### Records supplied

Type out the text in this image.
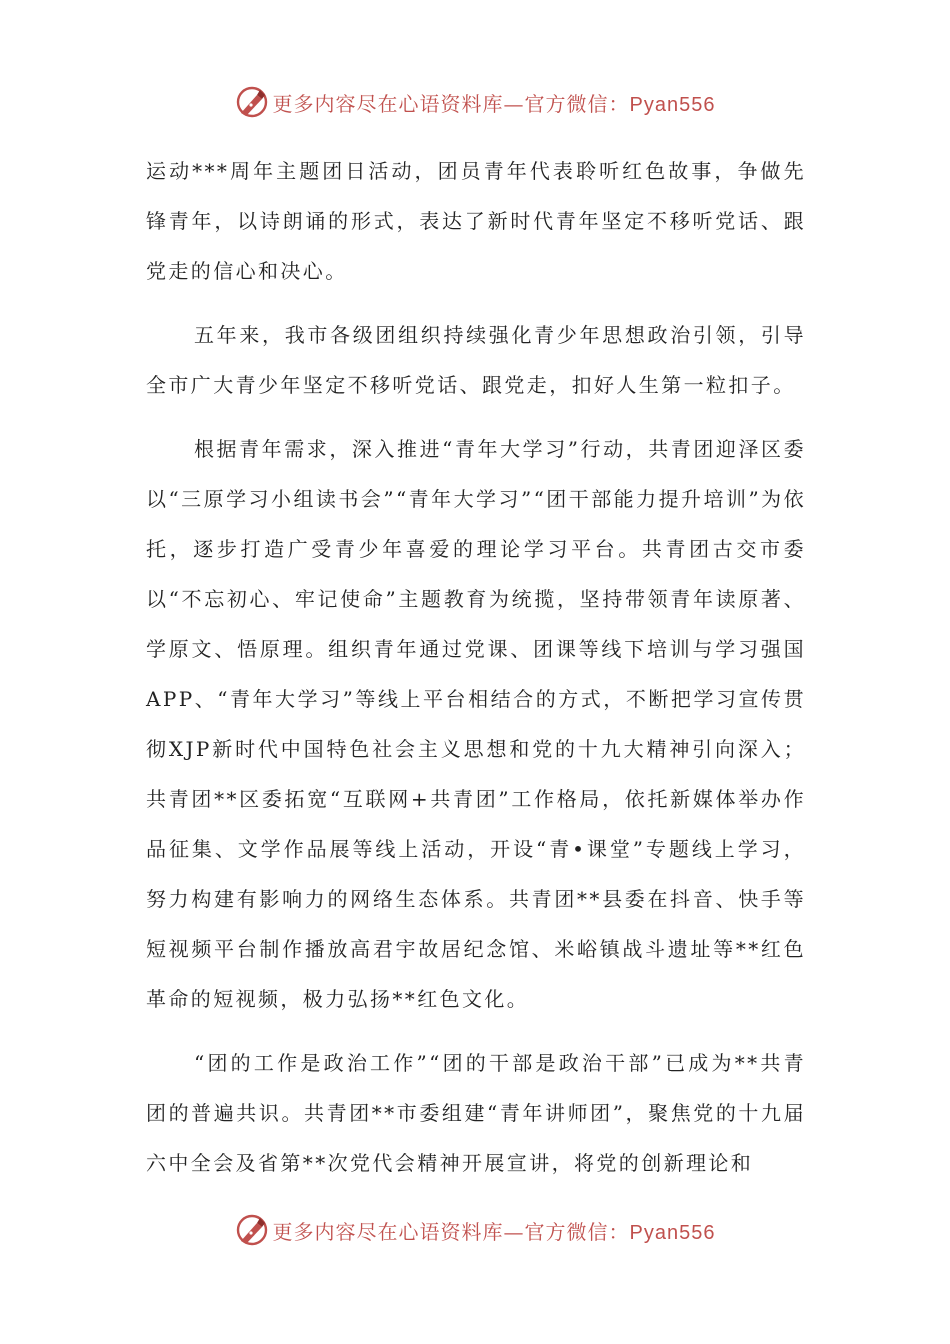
更多内容尽在心语资料库—官方微信：Pyan556

运动***周年主题团日活动，团员青年代表聆听红色故事，争做先锋青年，以诗朗诵的形式，表达了新时代青年坚定不移听党话、跟党走的信心和决心。

五年来，我市各级团组织持续强化青少年思想政治引领，引导全市广大青少年坚定不移听党话、跟党走，扣好人生第一粒扣子。

根据青年需求，深入推进“青年大学习”行动，共青团迎泽区委以“三原学习小组读书会”“青年大学习”“团干部能力提升培训”为依托，逐步打造广受青少年喜爱的理论学习平台。共青团古交市委以“不忘初心、牢记使命”主题教育为统揽，坚持带领青年读原著、学原文、悟原理。组织青年通过党课、团课等线下培训与学习强国APP、“青年大学习”等线上平台相结合的方式，不断把学习宣传贯彻XJP新时代中国特色社会主义思想和党的十九大精神引向深入；共青团**区委拓宽“互联网+共青团”工作格局，依托新媒体举办作品征集、文学作品展等线上活动，开设“青•课堂”专题线上学习，努力构建有影响力的网络生态体系。共青团**县委在抖音、快手等短视频平台制作播放高君宇故居纪念馆、米峪镇战斗遗址等**红色革命的短视频，极力弘扬**红色文化。

“团的工作是政治工作”“团的干部是政治干部”已成为**共青团的普遍共识。共青团**市委组建“青年讲师团”，聚焦党的十九届六中全会及省第**次党代会精神开展宣讲，将党的创新理论和

更多内容尽在心语资料库—官方微信：Pyan556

######

Exercise goal ▸ Quote the preceding records in their entirety, excluding every picture.

Output below ▸
Type out the text in this image.
更多内容尽在心语资料库—官方微信：Pyan556

运动***周年主题团日活动，团员青年代表聆听红色故事，争做先锋青年，以诗朗诵的形式，表达了新时代青年坚定不移听党话、跟党走的信心和决心。

五年来，我市各级团组织持续强化青少年思想政治引领，引导全市广大青少年坚定不移听党话、跟党走，扣好人生第一粒扣子。

根据青年需求，深入推进“青年大学习”行动，共青团迎泽区委以“三原学习小组读书会”“青年大学习”“团干部能力提升培训”为依托，逐步打造广受青少年喜爱的理论学习平台。共青团古交市委以“不忘初心、牢记使命”主题教育为统揽，坚持带领青年读原著、学原文、悟原理。组织青年通过党课、团课等线下培训与学习强国APP、“青年大学习”等线上平台相结合的方式，不断把学习宣传贯彻XJP新时代中国特色社会主义思想和党的十九大精神引向深入；共青团**区委拓宽“互联网+共青团”工作格局，依托新媒体举办作品征集、文学作品展等线上活动，开设“青•课堂”专题线上学习，努力构建有影响力的网络生态体系。共青团**县委在抖音、快手等短视频平台制作播放高君宇故居纪念馆、米峪镇战斗遗址等**红色革命的短视频，极力弘扬**红色文化。

“团的工作是政治工作”“团的干部是政治干部”已成为**共青团的普遍共识。共青团**市委组建“青年讲师团”，聚焦党的十九届六中全会及省第**次党代会精神开展宣讲，将党的创新理论和

更多内容尽在心语资料库—官方微信：Pyan556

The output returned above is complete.